WHAT THE TASK ASKS -
Only lines holding the string "beautiful" are wanted; copy each one from the material.

RECORDS FOR THE TASK -
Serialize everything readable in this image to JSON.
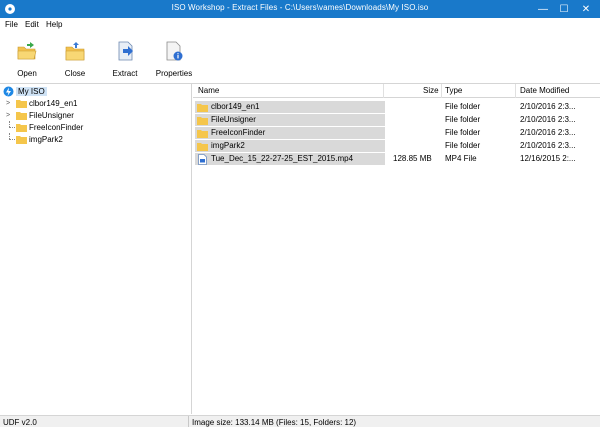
{
  "window": {
    "title": "ISO Workshop - Extract Files - C:\\Users\\vames\\Downloads\\My ISO.iso",
    "minimize": "—",
    "maximize": "☐",
    "close": "✕"
  },
  "menu": [
    "File",
    "Edit",
    "Help"
  ],
  "toolbar": [
    {
      "label": "Open",
      "icon": "open-folder-icon"
    },
    {
      "label": "Close",
      "icon": "close-folder-icon"
    },
    {
      "label": "Extract",
      "icon": "extract-icon"
    },
    {
      "label": "Properties",
      "icon": "properties-icon"
    }
  ],
  "tree": {
    "root": "My ISO",
    "children": [
      "clbor149_en1",
      "FileUnsigner",
      "FreeIconFinder",
      "imgPark2"
    ]
  },
  "list": {
    "columns": {
      "name": "Name",
      "size": "Size",
      "type": "Type",
      "date": "Date Modified"
    },
    "rows": [
      {
        "name": "clbor149_en1",
        "size": "",
        "type": "File folder",
        "date": "2/10/2016 2:3..."
      },
      {
        "name": "FileUnsigner",
        "size": "",
        "type": "File folder",
        "date": "2/10/2016 2:3..."
      },
      {
        "name": "FreeIconFinder",
        "size": "",
        "type": "File folder",
        "date": "2/10/2016 2:3..."
      },
      {
        "name": "imgPark2",
        "size": "",
        "type": "File folder",
        "date": "2/10/2016 2:3..."
      },
      {
        "name": "Tue_Dec_15_22-27-25_EST_2015.mp4",
        "size": "128.85 MB",
        "type": "MP4 File",
        "date": "12/16/2015 2:..."
      }
    ]
  },
  "status": {
    "format": "UDF v2.0",
    "info": "Image size: 133.14 MB (Files: 15, Folders: 12)"
  },
  "colors": {
    "titlebar": "#1979ca",
    "folder": "#f5c64b",
    "selection": "#d9d9d9"
  }
}
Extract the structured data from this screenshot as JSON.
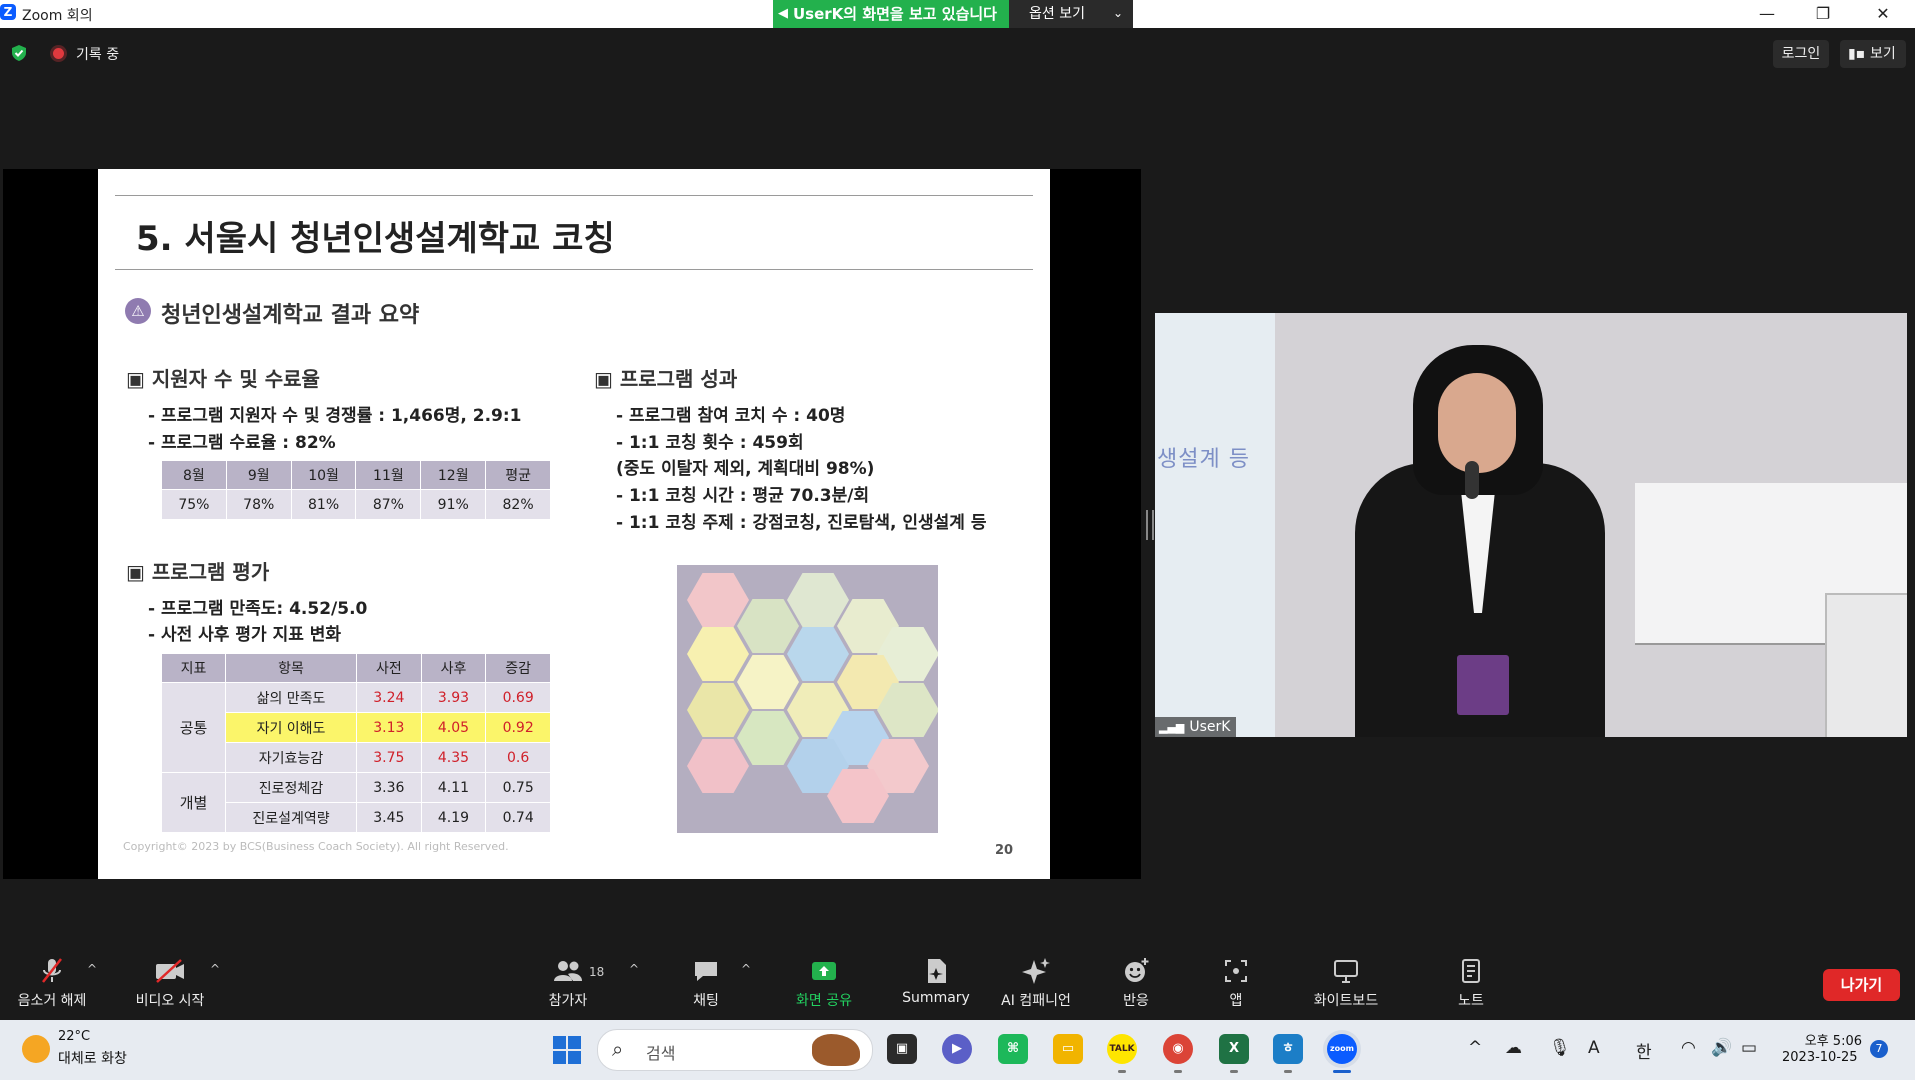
{
  "window": {
    "title": "Zoom 회의",
    "share_banner": "UserK의 화면을 보고 있습니다",
    "view_options": "옵션 보기",
    "controls": [
      "—",
      "❐",
      "✕"
    ]
  },
  "meeting": {
    "recording": "기록 중",
    "login": "로그인",
    "view": "보기"
  },
  "slide": {
    "title": "5. 서울시 청년인생설계학교 코칭",
    "subtitle": "청년인생설계학교 결과 요약",
    "section1": {
      "heading": "▣ 지원자 수 및 수료율",
      "bullets": [
        "- 프로그램 지원자 수 및 경쟁률 : 1,466명, 2.9:1",
        "- 프로그램 수료율 : 82%"
      ],
      "table": {
        "headers": [
          "8월",
          "9월",
          "10월",
          "11월",
          "12월",
          "평균"
        ],
        "values": [
          "75%",
          "78%",
          "81%",
          "87%",
          "91%",
          "82%"
        ]
      }
    },
    "section2": {
      "heading": "▣ 프로그램 성과",
      "bullets": [
        "- 프로그램 참여 코치 수 : 40명",
        "- 1:1 코칭 횟수 : 459회",
        "  (중도 이탈자 제외, 계획대비 98%)",
        "- 1:1 코칭 시간 : 평균 70.3분/회",
        "- 1:1 코칭 주제 : 강점코칭, 진로탐색, 인생설계 등"
      ]
    },
    "section3": {
      "heading": "▣ 프로그램 평가",
      "bullets": [
        "- 프로그램 만족도: 4.52/5.0",
        "- 사전 사후 평가 지표 변화"
      ],
      "table": {
        "headers": [
          "지표",
          "항목",
          "사전",
          "사후",
          "증감"
        ],
        "groups": [
          "공통",
          "개별"
        ],
        "rows": [
          {
            "item": "삶의 만족도",
            "pre": "3.24",
            "post": "3.93",
            "diff": "0.69"
          },
          {
            "item": "자기 이해도",
            "pre": "3.13",
            "post": "4.05",
            "diff": "0.92"
          },
          {
            "item": "자기효능감",
            "pre": "3.75",
            "post": "4.35",
            "diff": "0.6"
          },
          {
            "item": "진로정체감",
            "pre": "3.36",
            "post": "4.11",
            "diff": "0.75"
          },
          {
            "item": "진로설계역량",
            "pre": "3.45",
            "post": "4.19",
            "diff": "0.74"
          }
        ]
      }
    },
    "copyright": "Copyright© 2023 by BCS(Business Coach Society). All right Reserved.",
    "page": "20"
  },
  "video": {
    "name": "UserK",
    "background_sign": "생설계 등"
  },
  "toolbar": {
    "mute": "음소거 해제",
    "video": "비디오 시작",
    "participants": "참가자",
    "participants_count": "18",
    "chat": "채팅",
    "share": "화면 공유",
    "summary": "Summary",
    "ai": "AI 컴패니언",
    "reactions": "반응",
    "apps": "앱",
    "whiteboard": "화이트보드",
    "notes": "노트",
    "leave": "나가기"
  },
  "taskbar": {
    "temp": "22°C",
    "weather": "대체로 화창",
    "search": "검색",
    "ime": "한",
    "font_ic": "A",
    "time": "오후 5:06",
    "date": "2023-10-25",
    "notifications": "7"
  },
  "colors": {
    "zoom_blue": "#0b5cff",
    "share_green": "#23b14d",
    "leave_red": "#e02828",
    "slide_accent": "#8f7bb0",
    "highlight": "#fbf56a"
  }
}
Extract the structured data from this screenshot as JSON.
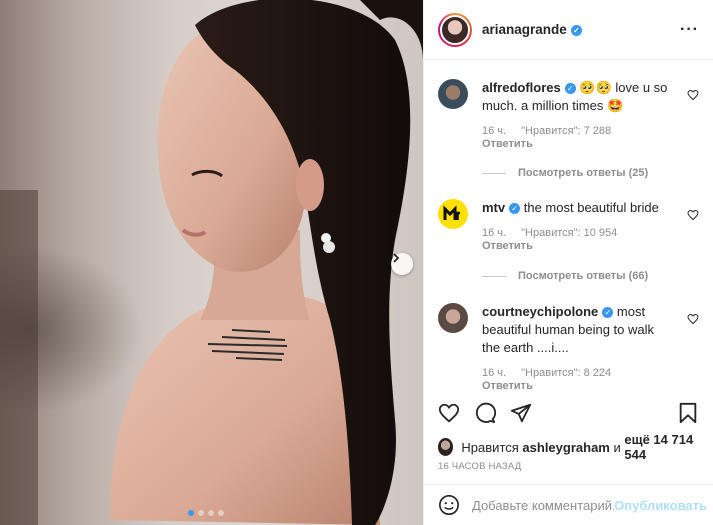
{
  "post": {
    "username": "arianagrande",
    "verified": true,
    "more_icon": "more-horizontal-icon",
    "carousel_total": 4,
    "carousel_active": 1
  },
  "comments": [
    {
      "username": "alfredoflores",
      "text": "🥺🥺 love u so much. a million times 🤩",
      "time": "16 ч.",
      "likes": "\"Нравится\": 7 288",
      "reply": "Ответить",
      "view_replies": "Посмотреть ответы (25)"
    },
    {
      "username": "mtv",
      "text": "the most beautiful bride",
      "time": "16 ч.",
      "likes": "\"Нравится\": 10 954",
      "reply": "Ответить",
      "view_replies": "Посмотреть ответы (66)"
    },
    {
      "username": "courtneychipolone",
      "text": "most beautiful human being to walk the earth ....i....",
      "time": "16 ч.",
      "likes": "\"Нравится\": 8 224",
      "reply": "Ответить"
    }
  ],
  "likes_line": {
    "prefix": "Нравится",
    "user": "ashleygraham",
    "middle": "и",
    "suffix": "ещё 14 714 544"
  },
  "time_ago": "16 ЧАСОВ НАЗАД",
  "add_comment": {
    "placeholder": "Добавьте комментарий...",
    "publish_label": "Опубликовать"
  },
  "colors": {
    "accent": "#3897f0",
    "text": "#262626",
    "muted": "#8e8e8e",
    "publish_disabled": "#b2dffc"
  }
}
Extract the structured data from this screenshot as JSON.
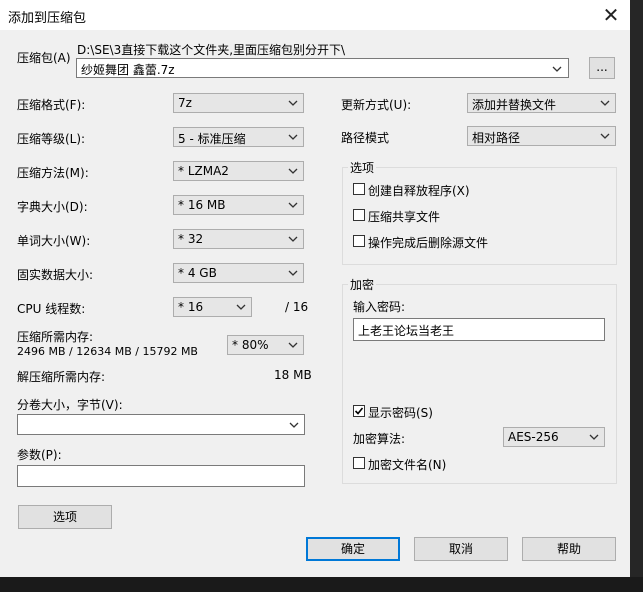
{
  "dialog": {
    "title": "添加到压缩包",
    "close_glyph": "✕"
  },
  "archive": {
    "label": "压缩包(A)",
    "path": "D:\\SE\\3直接下载这个文件夹,里面压缩包别分开下\\",
    "name": "纱姬舞团 鑫蕾.7z",
    "browse_label": "..."
  },
  "left": {
    "format_label": "压缩格式(F):",
    "format_value": "7z",
    "level_label": "压缩等级(L):",
    "level_value": "5 - 标准压缩",
    "method_label": "压缩方法(M):",
    "method_value": "* LZMA2",
    "dict_label": "字典大小(D):",
    "dict_value": "* 16 MB",
    "word_label": "单词大小(W):",
    "word_value": "* 32",
    "solid_label": "固实数据大小:",
    "solid_value": "* 4 GB",
    "threads_label": "CPU 线程数:",
    "threads_value": "* 16",
    "threads_total": "/ 16",
    "mem_label": "压缩所需内存:",
    "mem_detail": "2496 MB / 12634 MB / 15792 MB",
    "mem_value": "* 80%",
    "decomp_label": "解压缩所需内存:",
    "decomp_value": "18 MB",
    "split_label": "分卷大小，字节(V):",
    "split_value": "",
    "params_label": "参数(P):",
    "params_value": "",
    "options_button": "选项"
  },
  "right": {
    "update_label": "更新方式(U):",
    "update_value": "添加并替换文件",
    "pathmode_label": "路径模式",
    "pathmode_value": "相对路径",
    "options_group": "选项",
    "opt_sfx": "创建自释放程序(X)",
    "opt_shared": "压缩共享文件",
    "opt_delete": "操作完成后删除源文件",
    "enc_group": "加密",
    "password_label": "输入密码:",
    "password_value": "上老王论坛当老王",
    "show_password": "显示密码(S)",
    "method_label": "加密算法:",
    "method_value": "AES-256",
    "encrypt_names": "加密文件名(N)"
  },
  "checks": {
    "sfx": false,
    "shared": false,
    "delete": false,
    "show_password": true,
    "encrypt_names": false
  },
  "buttons": {
    "ok": "确定",
    "cancel": "取消",
    "help": "帮助"
  },
  "colors": {
    "focus_border": "#0078d7",
    "dialog_bg": "#f0f0f0"
  }
}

WRITTEN RESPONSE -
      "text": "the most beautiful bride",
      "text": "most beautiful human being to walk the earth ....i....",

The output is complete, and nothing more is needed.